─── Source document
Burnham of The Telegraph was now a Viscount, but, unlike Lord Northcliffe, he supported whatever government was in power and had no personal vendetta against politicians or policies.

Max Aitken, once a company promoter in Canada, and now proprietor of The Daily Express, became Lord Beaverbrook as his reward for the part he played in unseating Asquith and bringing in Lloyd George. Another peer was Lord Riddell, owner of the “News of the World,” which is not generally regarded as a spiritual light in the land. As one of the most intimate friends of Lloyd George, he merited the reward of loyalty. Not only peerages, but baronetcies and knighthoods were scattered in Fleet Street and its tributaries by a Prime Minister who understood the power of the press, but, in spite of a free distribution of titles, did not possess its loyalty when the tide of public favor turned from him.

The five war correspondents on the Western front—Perry Robinson, Beach Thomas, Percival Phillips, Herbert Russell, and myself—received knighthood from the King, at the recommendation of the War Office. I had been offered that honor before the war came to an end, but it was opposed by some of the newspaper proprietors who said that if I were knighted the other men ought also to receive this title—a perfectly fair protest. I was not covetous of that knighthood, and indeed shrank from it so much that I entered into a compact with Beach Thomas to refuse it. But things had gone too far, and we could not reject the title with any decency. So one fine morning, when a military investiture was in progress, I went up to Buckingham Palace, knelt before the King in the courtyard there, with a top hat in my hand, and my knee getting cramped on a velvet cushion, while he gave me the accolade, put the insignia of the K.B.E. round my neck, fastened a star over my left side, and spoke a few generous words. I should be wholly insincere if I pretended that at that moment I did not feel the stir of the old romantic sentiment with which I had been steeped as a boy, and a sense of pride that I had “won my spurs” in service for England’s sake. Yet, as I walked home with my box of trinkets and that King’s touch on my shoulder, I thought of the youth who had served England with greater gallantry, through hardship and suffering to sudden death or to the inevitable forgetfulness of a poverty-stricken peace.
──────
─── Records supplied
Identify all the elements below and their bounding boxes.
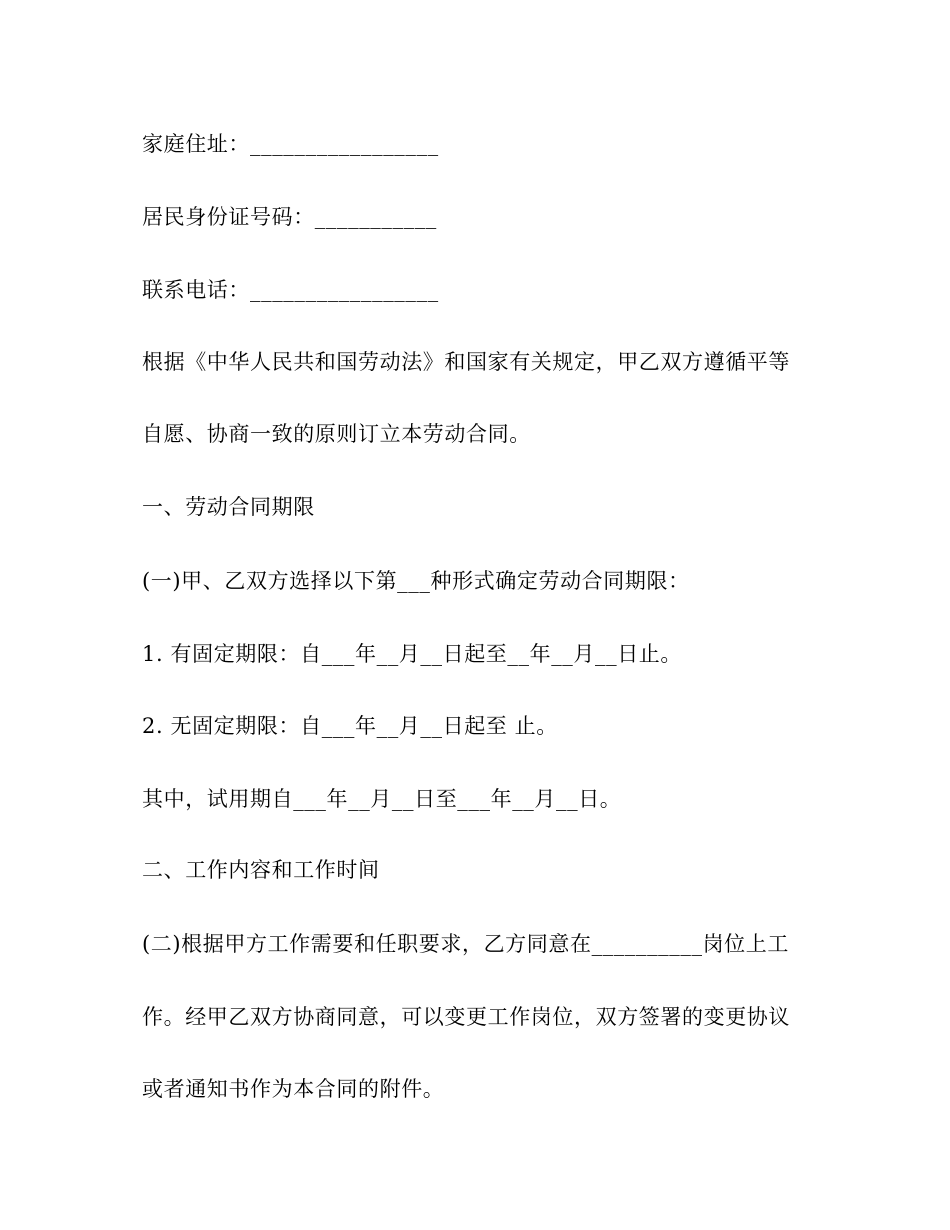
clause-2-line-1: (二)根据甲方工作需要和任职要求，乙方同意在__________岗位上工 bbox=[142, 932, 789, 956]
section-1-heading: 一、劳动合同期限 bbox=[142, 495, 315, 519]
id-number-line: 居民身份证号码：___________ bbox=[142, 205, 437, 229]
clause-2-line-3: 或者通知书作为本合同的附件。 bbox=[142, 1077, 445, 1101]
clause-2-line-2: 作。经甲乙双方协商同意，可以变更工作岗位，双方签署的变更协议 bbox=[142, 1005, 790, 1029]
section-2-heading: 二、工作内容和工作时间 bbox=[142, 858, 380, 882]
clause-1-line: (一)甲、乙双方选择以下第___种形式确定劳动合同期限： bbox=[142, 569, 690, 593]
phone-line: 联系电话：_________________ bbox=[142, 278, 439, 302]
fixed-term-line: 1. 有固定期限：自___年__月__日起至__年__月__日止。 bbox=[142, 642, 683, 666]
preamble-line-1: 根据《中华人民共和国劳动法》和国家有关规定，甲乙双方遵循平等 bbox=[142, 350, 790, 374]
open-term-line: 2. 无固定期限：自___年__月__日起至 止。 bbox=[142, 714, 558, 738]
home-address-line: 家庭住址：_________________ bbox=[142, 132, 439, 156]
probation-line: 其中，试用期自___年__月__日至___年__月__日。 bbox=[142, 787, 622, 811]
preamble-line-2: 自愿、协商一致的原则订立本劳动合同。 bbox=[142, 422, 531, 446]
──────
▸ **Exercise**
In the passage about press peerages and knighthoods, what did Max Aitken become as his reward for helping unseat Asquith and bring in Lloyd George?

▸ **Answer to the task**
He became Lord Beaverbrook.